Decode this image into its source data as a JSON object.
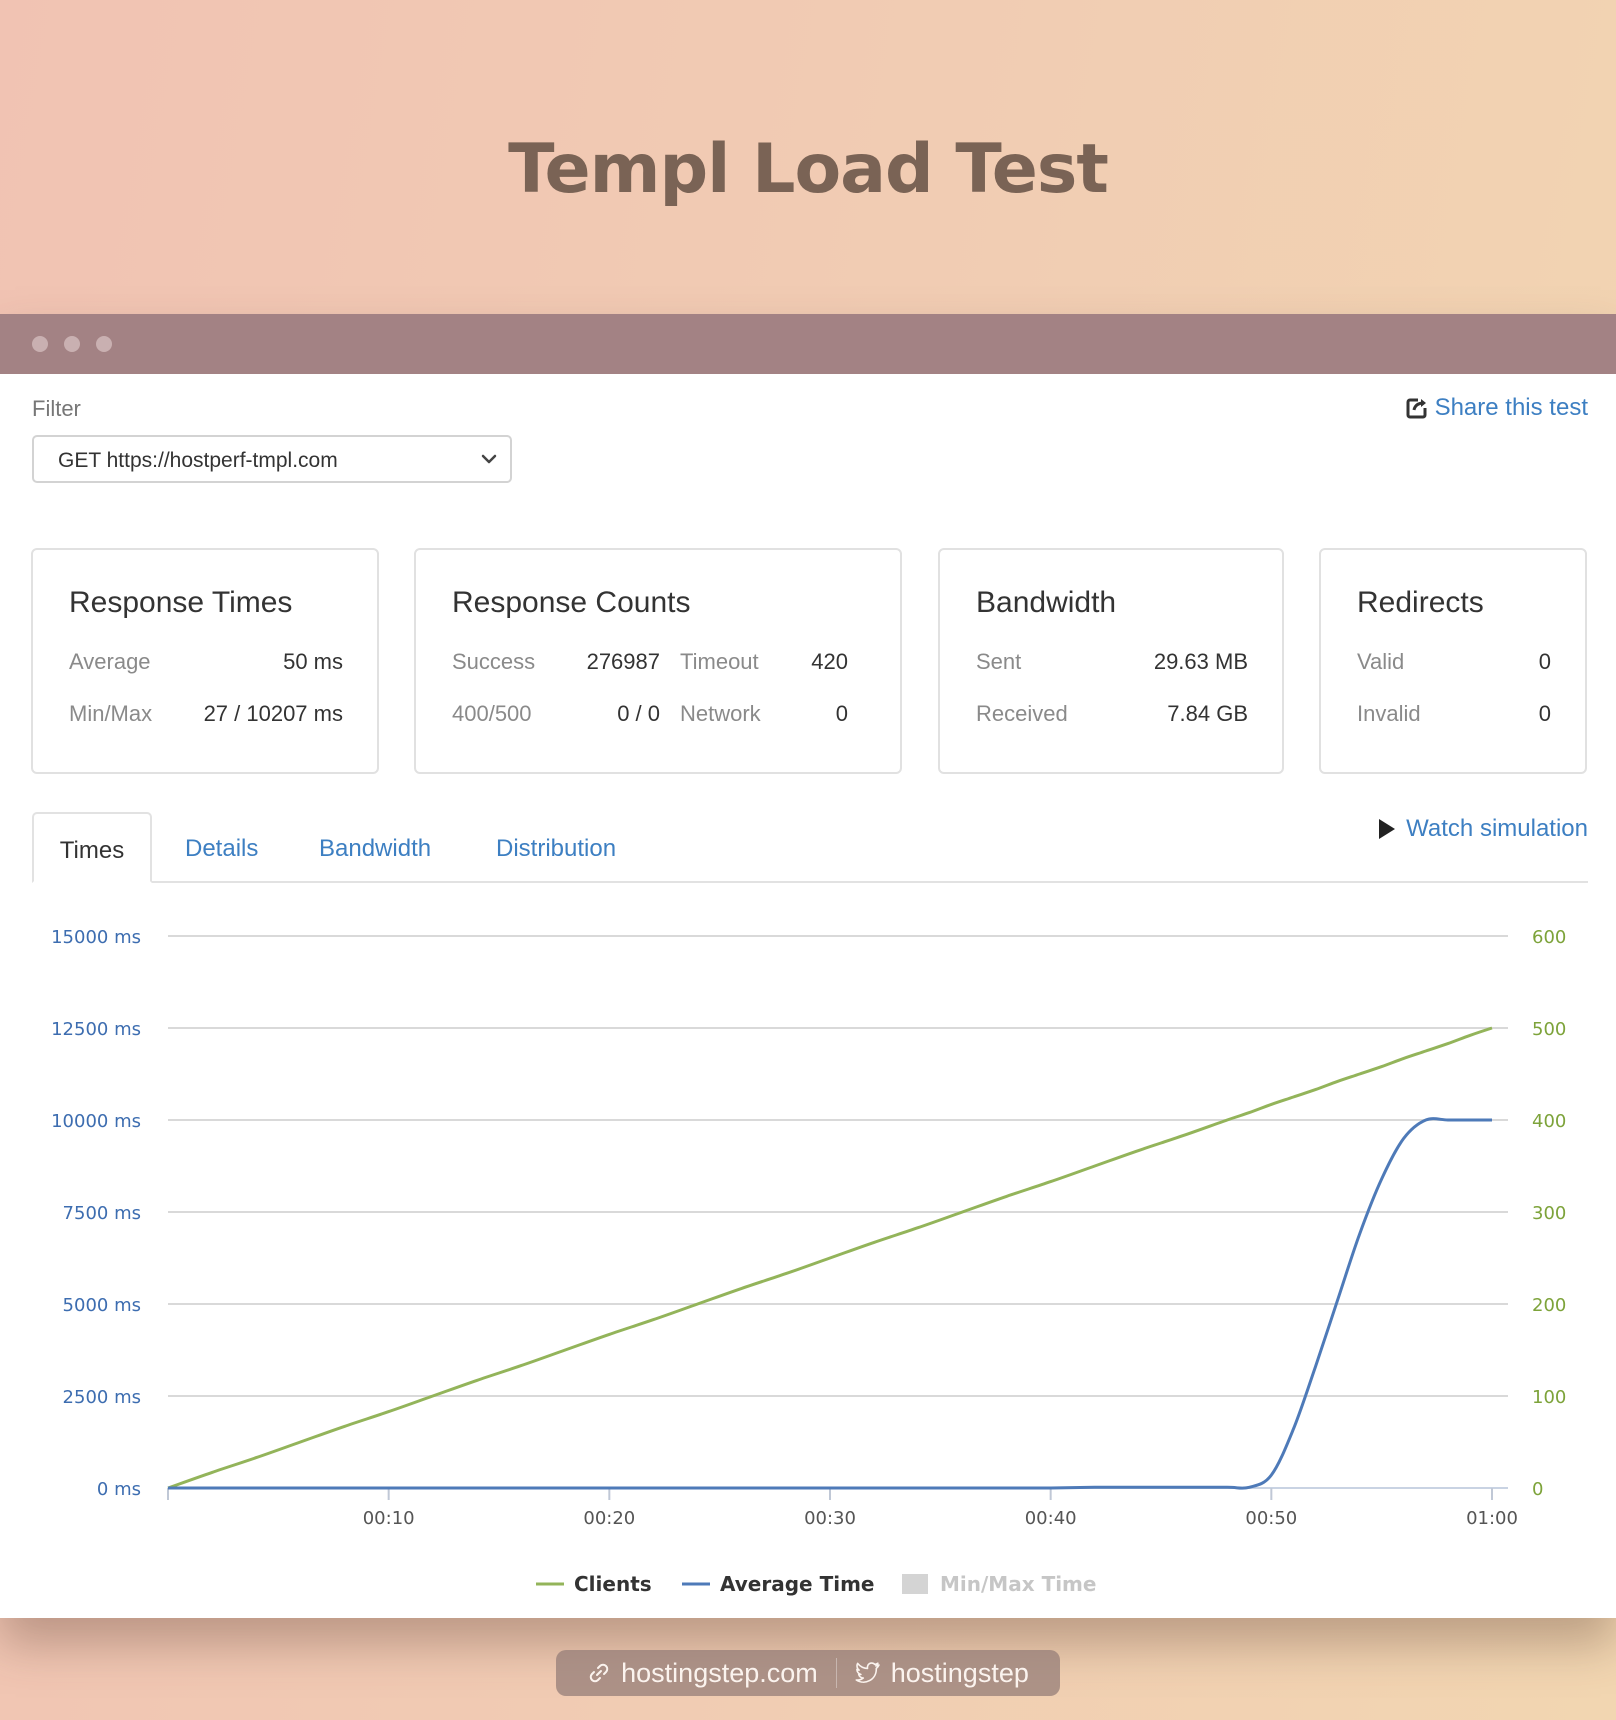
{
  "header": {
    "title": "Templ Load Test"
  },
  "filter": {
    "label": "Filter",
    "selected": "GET https://hostperf-tmpl.com",
    "share_label": "Share this test"
  },
  "cards": {
    "response_times": {
      "title": "Response Times",
      "average_label": "Average",
      "average_value": "50 ms",
      "minmax_label": "Min/Max",
      "minmax_value": "27 / 10207 ms"
    },
    "response_counts": {
      "title": "Response Counts",
      "success_label": "Success",
      "success_value": "276987",
      "timeout_label": "Timeout",
      "timeout_value": "420",
      "http_errors_label": "400/500",
      "http_errors_value": "0 / 0",
      "network_label": "Network",
      "network_value": "0"
    },
    "bandwidth": {
      "title": "Bandwidth",
      "sent_label": "Sent",
      "sent_value": "29.63 MB",
      "received_label": "Received",
      "received_value": "7.84 GB"
    },
    "redirects": {
      "title": "Redirects",
      "valid_label": "Valid",
      "valid_value": "0",
      "invalid_label": "Invalid",
      "invalid_value": "0"
    }
  },
  "tabs": [
    "Times",
    "Details",
    "Bandwidth",
    "Distribution"
  ],
  "watch_label": "Watch simulation",
  "colors": {
    "clients": "#93b45a",
    "average_time": "#4e7ab8",
    "minmax": "#d4d4d4",
    "left_axis": "#3d6db0",
    "right_axis": "#7da33a",
    "link": "#3d7fc2"
  },
  "chart_data": {
    "type": "line",
    "x": [
      "00:00",
      "00:02",
      "00:04",
      "00:06",
      "00:08",
      "00:10",
      "00:12",
      "00:14",
      "00:16",
      "00:18",
      "00:20",
      "00:22",
      "00:24",
      "00:26",
      "00:28",
      "00:30",
      "00:32",
      "00:34",
      "00:36",
      "00:38",
      "00:40",
      "00:42",
      "00:44",
      "00:46",
      "00:48",
      "00:49",
      "00:50",
      "00:51",
      "00:52",
      "00:53",
      "00:54",
      "00:55",
      "00:56",
      "00:57",
      "00:58",
      "00:59",
      "01:00"
    ],
    "x_ticks": [
      "00:10",
      "00:20",
      "00:30",
      "00:40",
      "00:50",
      "01:00"
    ],
    "y_left": {
      "ticks": [
        "0 ms",
        "2500 ms",
        "5000 ms",
        "7500 ms",
        "10000 ms",
        "12500 ms",
        "15000 ms"
      ],
      "range": [
        0,
        15000
      ]
    },
    "y_right": {
      "ticks": [
        "0",
        "100",
        "200",
        "300",
        "400",
        "500",
        "600"
      ],
      "range": [
        0,
        600
      ]
    },
    "series": [
      {
        "name": "Clients",
        "axis": "right",
        "values": [
          0,
          17,
          33,
          50,
          67,
          83,
          100,
          117,
          133,
          150,
          167,
          183,
          200,
          217,
          233,
          250,
          267,
          283,
          300,
          317,
          333,
          350,
          367,
          383,
          400,
          408,
          417,
          425,
          433,
          442,
          450,
          458,
          467,
          475,
          483,
          492,
          500
        ]
      },
      {
        "name": "Average Time",
        "axis": "left",
        "values": [
          0,
          0,
          0,
          0,
          0,
          0,
          0,
          0,
          0,
          0,
          0,
          0,
          0,
          0,
          0,
          0,
          0,
          0,
          0,
          0,
          0,
          20,
          20,
          20,
          20,
          20,
          350,
          1600,
          3300,
          5100,
          6900,
          8400,
          9500,
          10000,
          10000,
          10000,
          10000
        ]
      },
      {
        "name": "Min/Max Time",
        "axis": "left",
        "values": [],
        "hidden": true
      }
    ],
    "legend": [
      "Clients",
      "Average Time",
      "Min/Max Time"
    ],
    "grid": true,
    "legend_position": "bottom"
  },
  "footer": {
    "website": "hostingstep.com",
    "twitter": "hostingstep"
  }
}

▸ BRIEF: Leave the images out, please, and restate each line word for word.

▸ WRITTEN REPLY:
Decode this image into its source data as a JSON object.
{
  "header": {
    "title": "Templ Load Test"
  },
  "filter": {
    "label": "Filter",
    "selected": "GET https://hostperf-tmpl.com",
    "share_label": "Share this test"
  },
  "cards": {
    "response_times": {
      "title": "Response Times",
      "average_label": "Average",
      "average_value": "50 ms",
      "minmax_label": "Min/Max",
      "minmax_value": "27 / 10207 ms"
    },
    "response_counts": {
      "title": "Response Counts",
      "success_label": "Success",
      "success_value": "276987",
      "timeout_label": "Timeout",
      "timeout_value": "420",
      "http_errors_label": "400/500",
      "http_errors_value": "0 / 0",
      "network_label": "Network",
      "network_value": "0"
    },
    "bandwidth": {
      "title": "Bandwidth",
      "sent_label": "Sent",
      "sent_value": "29.63 MB",
      "received_label": "Received",
      "received_value": "7.84 GB"
    },
    "redirects": {
      "title": "Redirects",
      "valid_label": "Valid",
      "valid_value": "0",
      "invalid_label": "Invalid",
      "invalid_value": "0"
    }
  },
  "tabs": [
    "Times",
    "Details",
    "Bandwidth",
    "Distribution"
  ],
  "watch_label": "Watch simulation",
  "colors": {
    "clients": "#93b45a",
    "average_time": "#4e7ab8",
    "minmax": "#d4d4d4",
    "left_axis": "#3d6db0",
    "right_axis": "#7da33a",
    "link": "#3d7fc2"
  },
  "chart_data": {
    "type": "line",
    "x": [
      "00:00",
      "00:02",
      "00:04",
      "00:06",
      "00:08",
      "00:10",
      "00:12",
      "00:14",
      "00:16",
      "00:18",
      "00:20",
      "00:22",
      "00:24",
      "00:26",
      "00:28",
      "00:30",
      "00:32",
      "00:34",
      "00:36",
      "00:38",
      "00:40",
      "00:42",
      "00:44",
      "00:46",
      "00:48",
      "00:49",
      "00:50",
      "00:51",
      "00:52",
      "00:53",
      "00:54",
      "00:55",
      "00:56",
      "00:57",
      "00:58",
      "00:59",
      "01:00"
    ],
    "x_ticks": [
      "00:10",
      "00:20",
      "00:30",
      "00:40",
      "00:50",
      "01:00"
    ],
    "y_left": {
      "ticks": [
        "0 ms",
        "2500 ms",
        "5000 ms",
        "7500 ms",
        "10000 ms",
        "12500 ms",
        "15000 ms"
      ],
      "range": [
        0,
        15000
      ]
    },
    "y_right": {
      "ticks": [
        "0",
        "100",
        "200",
        "300",
        "400",
        "500",
        "600"
      ],
      "range": [
        0,
        600
      ]
    },
    "series": [
      {
        "name": "Clients",
        "axis": "right",
        "values": [
          0,
          17,
          33,
          50,
          67,
          83,
          100,
          117,
          133,
          150,
          167,
          183,
          200,
          217,
          233,
          250,
          267,
          283,
          300,
          317,
          333,
          350,
          367,
          383,
          400,
          408,
          417,
          425,
          433,
          442,
          450,
          458,
          467,
          475,
          483,
          492,
          500
        ]
      },
      {
        "name": "Average Time",
        "axis": "left",
        "values": [
          0,
          0,
          0,
          0,
          0,
          0,
          0,
          0,
          0,
          0,
          0,
          0,
          0,
          0,
          0,
          0,
          0,
          0,
          0,
          0,
          0,
          20,
          20,
          20,
          20,
          20,
          350,
          1600,
          3300,
          5100,
          6900,
          8400,
          9500,
          10000,
          10000,
          10000,
          10000
        ]
      },
      {
        "name": "Min/Max Time",
        "axis": "left",
        "values": [],
        "hidden": true
      }
    ],
    "legend": [
      "Clients",
      "Average Time",
      "Min/Max Time"
    ],
    "grid": true,
    "legend_position": "bottom"
  },
  "footer": {
    "website": "hostingstep.com",
    "twitter": "hostingstep"
  }
}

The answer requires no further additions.